======== Records for the exercise ========

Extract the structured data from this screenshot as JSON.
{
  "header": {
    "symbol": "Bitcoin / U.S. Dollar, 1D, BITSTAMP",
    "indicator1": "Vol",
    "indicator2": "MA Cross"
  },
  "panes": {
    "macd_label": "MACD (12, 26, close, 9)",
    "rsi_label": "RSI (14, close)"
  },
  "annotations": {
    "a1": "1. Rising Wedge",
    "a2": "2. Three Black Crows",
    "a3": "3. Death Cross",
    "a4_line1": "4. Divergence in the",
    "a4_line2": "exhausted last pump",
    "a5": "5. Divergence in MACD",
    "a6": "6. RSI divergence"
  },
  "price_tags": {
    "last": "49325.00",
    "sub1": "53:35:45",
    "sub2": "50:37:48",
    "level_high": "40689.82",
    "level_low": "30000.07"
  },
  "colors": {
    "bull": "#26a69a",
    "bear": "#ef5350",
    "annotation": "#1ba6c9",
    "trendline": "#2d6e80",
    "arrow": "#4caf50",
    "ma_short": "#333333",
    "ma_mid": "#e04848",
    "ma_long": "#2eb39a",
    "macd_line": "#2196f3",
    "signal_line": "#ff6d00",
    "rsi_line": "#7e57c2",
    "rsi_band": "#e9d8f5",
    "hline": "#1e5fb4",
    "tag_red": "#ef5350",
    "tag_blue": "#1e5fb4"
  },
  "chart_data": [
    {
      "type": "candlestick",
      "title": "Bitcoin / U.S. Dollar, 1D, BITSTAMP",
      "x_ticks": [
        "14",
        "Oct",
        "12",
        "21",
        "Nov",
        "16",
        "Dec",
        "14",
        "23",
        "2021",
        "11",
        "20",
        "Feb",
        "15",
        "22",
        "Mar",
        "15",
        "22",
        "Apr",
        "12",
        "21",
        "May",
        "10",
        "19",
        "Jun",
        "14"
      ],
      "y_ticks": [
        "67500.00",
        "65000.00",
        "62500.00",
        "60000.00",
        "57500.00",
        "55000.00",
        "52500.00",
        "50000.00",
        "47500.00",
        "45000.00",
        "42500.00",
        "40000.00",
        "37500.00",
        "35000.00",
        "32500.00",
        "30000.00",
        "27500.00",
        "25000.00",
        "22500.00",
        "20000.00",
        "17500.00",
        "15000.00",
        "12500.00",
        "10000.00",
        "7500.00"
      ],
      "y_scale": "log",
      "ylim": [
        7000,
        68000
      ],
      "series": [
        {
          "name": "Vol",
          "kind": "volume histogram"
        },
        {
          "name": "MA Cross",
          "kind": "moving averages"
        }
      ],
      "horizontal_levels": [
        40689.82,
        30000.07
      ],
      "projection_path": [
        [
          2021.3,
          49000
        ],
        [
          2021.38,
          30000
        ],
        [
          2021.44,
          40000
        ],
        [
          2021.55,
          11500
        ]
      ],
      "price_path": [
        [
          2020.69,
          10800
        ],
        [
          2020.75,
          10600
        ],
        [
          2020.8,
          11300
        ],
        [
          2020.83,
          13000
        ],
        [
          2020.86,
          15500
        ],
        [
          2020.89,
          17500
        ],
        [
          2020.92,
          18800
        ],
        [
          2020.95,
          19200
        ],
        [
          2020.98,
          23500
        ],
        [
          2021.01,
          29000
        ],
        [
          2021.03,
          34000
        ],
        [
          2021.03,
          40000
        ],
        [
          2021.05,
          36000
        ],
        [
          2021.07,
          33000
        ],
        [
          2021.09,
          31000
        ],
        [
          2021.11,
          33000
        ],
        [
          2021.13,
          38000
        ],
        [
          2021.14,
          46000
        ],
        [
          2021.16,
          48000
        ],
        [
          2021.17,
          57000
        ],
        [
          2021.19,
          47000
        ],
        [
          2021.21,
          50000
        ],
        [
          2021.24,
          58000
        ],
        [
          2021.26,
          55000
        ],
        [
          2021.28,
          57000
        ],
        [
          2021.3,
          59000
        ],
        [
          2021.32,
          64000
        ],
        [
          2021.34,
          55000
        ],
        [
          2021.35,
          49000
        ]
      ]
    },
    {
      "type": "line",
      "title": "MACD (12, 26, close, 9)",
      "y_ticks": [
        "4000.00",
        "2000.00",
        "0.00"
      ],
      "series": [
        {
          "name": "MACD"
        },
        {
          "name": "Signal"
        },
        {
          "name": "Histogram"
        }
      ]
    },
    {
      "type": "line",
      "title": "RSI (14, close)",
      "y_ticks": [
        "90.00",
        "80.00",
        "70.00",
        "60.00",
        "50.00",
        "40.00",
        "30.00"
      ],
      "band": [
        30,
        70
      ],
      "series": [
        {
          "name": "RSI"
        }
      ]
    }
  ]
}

========

▸ What is required: Reproduce the listing above verbatim, from first line to last.

▸ Result for this task:
Extract the structured data from this screenshot as JSON.
{
  "header": {
    "symbol": "Bitcoin / U.S. Dollar, 1D, BITSTAMP",
    "indicator1": "Vol",
    "indicator2": "MA Cross"
  },
  "panes": {
    "macd_label": "MACD (12, 26, close, 9)",
    "rsi_label": "RSI (14, close)"
  },
  "annotations": {
    "a1": "1. Rising Wedge",
    "a2": "2. Three Black Crows",
    "a3": "3. Death Cross",
    "a4_line1": "4. Divergence in the",
    "a4_line2": "exhausted last pump",
    "a5": "5. Divergence in MACD",
    "a6": "6. RSI divergence"
  },
  "price_tags": {
    "last": "49325.00",
    "sub1": "53:35:45",
    "sub2": "50:37:48",
    "level_high": "40689.82",
    "level_low": "30000.07"
  },
  "colors": {
    "bull": "#26a69a",
    "bear": "#ef5350",
    "annotation": "#1ba6c9",
    "trendline": "#2d6e80",
    "arrow": "#4caf50",
    "ma_short": "#333333",
    "ma_mid": "#e04848",
    "ma_long": "#2eb39a",
    "macd_line": "#2196f3",
    "signal_line": "#ff6d00",
    "rsi_line": "#7e57c2",
    "rsi_band": "#e9d8f5",
    "hline": "#1e5fb4",
    "tag_red": "#ef5350",
    "tag_blue": "#1e5fb4"
  },
  "chart_data": [
    {
      "type": "candlestick",
      "title": "Bitcoin / U.S. Dollar, 1D, BITSTAMP",
      "x_ticks": [
        "14",
        "Oct",
        "12",
        "21",
        "Nov",
        "16",
        "Dec",
        "14",
        "23",
        "2021",
        "11",
        "20",
        "Feb",
        "15",
        "22",
        "Mar",
        "15",
        "22",
        "Apr",
        "12",
        "21",
        "May",
        "10",
        "19",
        "Jun",
        "14"
      ],
      "y_ticks": [
        "67500.00",
        "65000.00",
        "62500.00",
        "60000.00",
        "57500.00",
        "55000.00",
        "52500.00",
        "50000.00",
        "47500.00",
        "45000.00",
        "42500.00",
        "40000.00",
        "37500.00",
        "35000.00",
        "32500.00",
        "30000.00",
        "27500.00",
        "25000.00",
        "22500.00",
        "20000.00",
        "17500.00",
        "15000.00",
        "12500.00",
        "10000.00",
        "7500.00"
      ],
      "y_scale": "log",
      "ylim": [
        7000,
        68000
      ],
      "series": [
        {
          "name": "Vol",
          "kind": "volume histogram"
        },
        {
          "name": "MA Cross",
          "kind": "moving averages"
        }
      ],
      "horizontal_levels": [
        40689.82,
        30000.07
      ],
      "projection_path": [
        [
          2021.3,
          49000
        ],
        [
          2021.38,
          30000
        ],
        [
          2021.44,
          40000
        ],
        [
          2021.55,
          11500
        ]
      ],
      "price_path": [
        [
          2020.69,
          10800
        ],
        [
          2020.75,
          10600
        ],
        [
          2020.8,
          11300
        ],
        [
          2020.83,
          13000
        ],
        [
          2020.86,
          15500
        ],
        [
          2020.89,
          17500
        ],
        [
          2020.92,
          18800
        ],
        [
          2020.95,
          19200
        ],
        [
          2020.98,
          23500
        ],
        [
          2021.01,
          29000
        ],
        [
          2021.03,
          34000
        ],
        [
          2021.03,
          40000
        ],
        [
          2021.05,
          36000
        ],
        [
          2021.07,
          33000
        ],
        [
          2021.09,
          31000
        ],
        [
          2021.11,
          33000
        ],
        [
          2021.13,
          38000
        ],
        [
          2021.14,
          46000
        ],
        [
          2021.16,
          48000
        ],
        [
          2021.17,
          57000
        ],
        [
          2021.19,
          47000
        ],
        [
          2021.21,
          50000
        ],
        [
          2021.24,
          58000
        ],
        [
          2021.26,
          55000
        ],
        [
          2021.28,
          57000
        ],
        [
          2021.3,
          59000
        ],
        [
          2021.32,
          64000
        ],
        [
          2021.34,
          55000
        ],
        [
          2021.35,
          49000
        ]
      ]
    },
    {
      "type": "line",
      "title": "MACD (12, 26, close, 9)",
      "y_ticks": [
        "4000.00",
        "2000.00",
        "0.00"
      ],
      "series": [
        {
          "name": "MACD"
        },
        {
          "name": "Signal"
        },
        {
          "name": "Histogram"
        }
      ]
    },
    {
      "type": "line",
      "title": "RSI (14, close)",
      "y_ticks": [
        "90.00",
        "80.00",
        "70.00",
        "60.00",
        "50.00",
        "40.00",
        "30.00"
      ],
      "band": [
        30,
        70
      ],
      "series": [
        {
          "name": "RSI"
        }
      ]
    }
  ]
}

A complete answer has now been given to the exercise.